What to work on >>
Below is a set of records. Repeat all of them exactly.

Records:
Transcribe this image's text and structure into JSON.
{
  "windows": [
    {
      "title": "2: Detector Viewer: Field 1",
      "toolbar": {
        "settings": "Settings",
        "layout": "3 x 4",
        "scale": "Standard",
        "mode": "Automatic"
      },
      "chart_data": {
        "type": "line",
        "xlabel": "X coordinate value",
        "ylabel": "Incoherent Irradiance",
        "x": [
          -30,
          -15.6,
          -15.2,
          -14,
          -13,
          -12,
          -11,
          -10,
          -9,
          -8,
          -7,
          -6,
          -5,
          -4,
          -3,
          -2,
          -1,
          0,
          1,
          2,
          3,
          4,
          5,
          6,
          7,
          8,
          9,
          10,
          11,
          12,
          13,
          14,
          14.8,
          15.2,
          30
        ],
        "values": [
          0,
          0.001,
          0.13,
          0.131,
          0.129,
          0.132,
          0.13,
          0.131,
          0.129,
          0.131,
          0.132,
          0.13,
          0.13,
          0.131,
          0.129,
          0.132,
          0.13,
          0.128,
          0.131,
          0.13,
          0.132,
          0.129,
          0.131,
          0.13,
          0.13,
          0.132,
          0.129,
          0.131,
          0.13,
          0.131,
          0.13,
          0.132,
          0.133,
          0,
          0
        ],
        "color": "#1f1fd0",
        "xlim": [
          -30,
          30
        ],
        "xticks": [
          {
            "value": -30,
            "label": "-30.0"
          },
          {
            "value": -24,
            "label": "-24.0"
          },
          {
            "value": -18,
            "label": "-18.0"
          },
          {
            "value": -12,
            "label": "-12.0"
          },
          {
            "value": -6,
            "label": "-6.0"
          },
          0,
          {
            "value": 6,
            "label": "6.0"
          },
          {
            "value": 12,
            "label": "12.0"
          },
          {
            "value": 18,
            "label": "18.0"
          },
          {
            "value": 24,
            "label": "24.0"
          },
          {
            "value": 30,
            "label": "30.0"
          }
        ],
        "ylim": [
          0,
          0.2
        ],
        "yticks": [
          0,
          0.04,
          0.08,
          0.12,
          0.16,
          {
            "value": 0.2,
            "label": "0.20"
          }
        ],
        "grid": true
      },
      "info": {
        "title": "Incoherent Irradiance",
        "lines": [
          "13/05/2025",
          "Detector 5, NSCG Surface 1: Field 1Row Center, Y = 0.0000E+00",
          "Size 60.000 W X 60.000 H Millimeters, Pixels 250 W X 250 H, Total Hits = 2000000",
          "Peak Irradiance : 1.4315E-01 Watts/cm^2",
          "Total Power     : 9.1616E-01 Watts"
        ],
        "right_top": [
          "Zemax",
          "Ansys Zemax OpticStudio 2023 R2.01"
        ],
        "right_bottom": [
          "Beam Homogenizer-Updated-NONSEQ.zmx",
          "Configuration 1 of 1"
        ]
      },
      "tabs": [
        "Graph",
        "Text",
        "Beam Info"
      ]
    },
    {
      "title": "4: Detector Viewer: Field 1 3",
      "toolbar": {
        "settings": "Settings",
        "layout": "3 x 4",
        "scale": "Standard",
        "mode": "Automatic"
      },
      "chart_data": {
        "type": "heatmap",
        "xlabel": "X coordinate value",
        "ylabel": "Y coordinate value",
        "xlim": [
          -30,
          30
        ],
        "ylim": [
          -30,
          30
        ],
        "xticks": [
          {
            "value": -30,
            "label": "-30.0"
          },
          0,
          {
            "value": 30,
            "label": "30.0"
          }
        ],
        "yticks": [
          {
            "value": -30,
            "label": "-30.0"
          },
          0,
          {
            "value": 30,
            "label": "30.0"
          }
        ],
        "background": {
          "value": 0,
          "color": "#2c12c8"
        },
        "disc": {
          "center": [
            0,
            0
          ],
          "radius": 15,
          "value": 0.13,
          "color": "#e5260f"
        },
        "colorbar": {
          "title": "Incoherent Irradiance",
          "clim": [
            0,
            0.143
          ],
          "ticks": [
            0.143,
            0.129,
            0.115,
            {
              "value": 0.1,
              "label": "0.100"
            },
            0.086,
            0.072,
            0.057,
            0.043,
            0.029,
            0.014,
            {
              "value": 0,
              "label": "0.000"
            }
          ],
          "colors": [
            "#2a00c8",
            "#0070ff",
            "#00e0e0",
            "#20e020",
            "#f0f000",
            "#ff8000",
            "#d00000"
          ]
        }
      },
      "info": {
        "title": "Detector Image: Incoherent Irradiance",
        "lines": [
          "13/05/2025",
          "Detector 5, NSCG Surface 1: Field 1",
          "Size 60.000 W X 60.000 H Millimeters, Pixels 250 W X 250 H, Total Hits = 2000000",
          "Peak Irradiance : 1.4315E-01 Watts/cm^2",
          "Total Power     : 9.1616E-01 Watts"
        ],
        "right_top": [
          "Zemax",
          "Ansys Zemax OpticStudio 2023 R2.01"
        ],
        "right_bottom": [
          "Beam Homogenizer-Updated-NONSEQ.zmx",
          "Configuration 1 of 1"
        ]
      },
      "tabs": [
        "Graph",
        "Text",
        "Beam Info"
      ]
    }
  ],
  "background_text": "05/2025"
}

Reply to the exercise >>
Transcribe this image's text and structure into JSON.
{
  "windows": [
    {
      "title": "2: Detector Viewer: Field 1",
      "toolbar": {
        "settings": "Settings",
        "layout": "3 x 4",
        "scale": "Standard",
        "mode": "Automatic"
      },
      "chart_data": {
        "type": "line",
        "xlabel": "X coordinate value",
        "ylabel": "Incoherent Irradiance",
        "x": [
          -30,
          -15.6,
          -15.2,
          -14,
          -13,
          -12,
          -11,
          -10,
          -9,
          -8,
          -7,
          -6,
          -5,
          -4,
          -3,
          -2,
          -1,
          0,
          1,
          2,
          3,
          4,
          5,
          6,
          7,
          8,
          9,
          10,
          11,
          12,
          13,
          14,
          14.8,
          15.2,
          30
        ],
        "values": [
          0,
          0.001,
          0.13,
          0.131,
          0.129,
          0.132,
          0.13,
          0.131,
          0.129,
          0.131,
          0.132,
          0.13,
          0.13,
          0.131,
          0.129,
          0.132,
          0.13,
          0.128,
          0.131,
          0.13,
          0.132,
          0.129,
          0.131,
          0.13,
          0.13,
          0.132,
          0.129,
          0.131,
          0.13,
          0.131,
          0.13,
          0.132,
          0.133,
          0,
          0
        ],
        "color": "#1f1fd0",
        "xlim": [
          -30,
          30
        ],
        "xticks": [
          {
            "value": -30,
            "label": "-30.0"
          },
          {
            "value": -24,
            "label": "-24.0"
          },
          {
            "value": -18,
            "label": "-18.0"
          },
          {
            "value": -12,
            "label": "-12.0"
          },
          {
            "value": -6,
            "label": "-6.0"
          },
          0,
          {
            "value": 6,
            "label": "6.0"
          },
          {
            "value": 12,
            "label": "12.0"
          },
          {
            "value": 18,
            "label": "18.0"
          },
          {
            "value": 24,
            "label": "24.0"
          },
          {
            "value": 30,
            "label": "30.0"
          }
        ],
        "ylim": [
          0,
          0.2
        ],
        "yticks": [
          0,
          0.04,
          0.08,
          0.12,
          0.16,
          {
            "value": 0.2,
            "label": "0.20"
          }
        ],
        "grid": true
      },
      "info": {
        "title": "Incoherent Irradiance",
        "lines": [
          "13/05/2025",
          "Detector 5, NSCG Surface 1: Field 1Row Center, Y = 0.0000E+00",
          "Size 60.000 W X 60.000 H Millimeters, Pixels 250 W X 250 H, Total Hits = 2000000",
          "Peak Irradiance : 1.4315E-01 Watts/cm^2",
          "Total Power     : 9.1616E-01 Watts"
        ],
        "right_top": [
          "Zemax",
          "Ansys Zemax OpticStudio 2023 R2.01"
        ],
        "right_bottom": [
          "Beam Homogenizer-Updated-NONSEQ.zmx",
          "Configuration 1 of 1"
        ]
      },
      "tabs": [
        "Graph",
        "Text",
        "Beam Info"
      ]
    },
    {
      "title": "4: Detector Viewer: Field 1 3",
      "toolbar": {
        "settings": "Settings",
        "layout": "3 x 4",
        "scale": "Standard",
        "mode": "Automatic"
      },
      "chart_data": {
        "type": "heatmap",
        "xlabel": "X coordinate value",
        "ylabel": "Y coordinate value",
        "xlim": [
          -30,
          30
        ],
        "ylim": [
          -30,
          30
        ],
        "xticks": [
          {
            "value": -30,
            "label": "-30.0"
          },
          0,
          {
            "value": 30,
            "label": "30.0"
          }
        ],
        "yticks": [
          {
            "value": -30,
            "label": "-30.0"
          },
          0,
          {
            "value": 30,
            "label": "30.0"
          }
        ],
        "background": {
          "value": 0,
          "color": "#2c12c8"
        },
        "disc": {
          "center": [
            0,
            0
          ],
          "radius": 15,
          "value": 0.13,
          "color": "#e5260f"
        },
        "colorbar": {
          "title": "Incoherent Irradiance",
          "clim": [
            0,
            0.143
          ],
          "ticks": [
            0.143,
            0.129,
            0.115,
            {
              "value": 0.1,
              "label": "0.100"
            },
            0.086,
            0.072,
            0.057,
            0.043,
            0.029,
            0.014,
            {
              "value": 0,
              "label": "0.000"
            }
          ],
          "colors": [
            "#2a00c8",
            "#0070ff",
            "#00e0e0",
            "#20e020",
            "#f0f000",
            "#ff8000",
            "#d00000"
          ]
        }
      },
      "info": {
        "title": "Detector Image: Incoherent Irradiance",
        "lines": [
          "13/05/2025",
          "Detector 5, NSCG Surface 1: Field 1",
          "Size 60.000 W X 60.000 H Millimeters, Pixels 250 W X 250 H, Total Hits = 2000000",
          "Peak Irradiance : 1.4315E-01 Watts/cm^2",
          "Total Power     : 9.1616E-01 Watts"
        ],
        "right_top": [
          "Zemax",
          "Ansys Zemax OpticStudio 2023 R2.01"
        ],
        "right_bottom": [
          "Beam Homogenizer-Updated-NONSEQ.zmx",
          "Configuration 1 of 1"
        ]
      },
      "tabs": [
        "Graph",
        "Text",
        "Beam Info"
      ]
    }
  ],
  "background_text": "05/2025"
}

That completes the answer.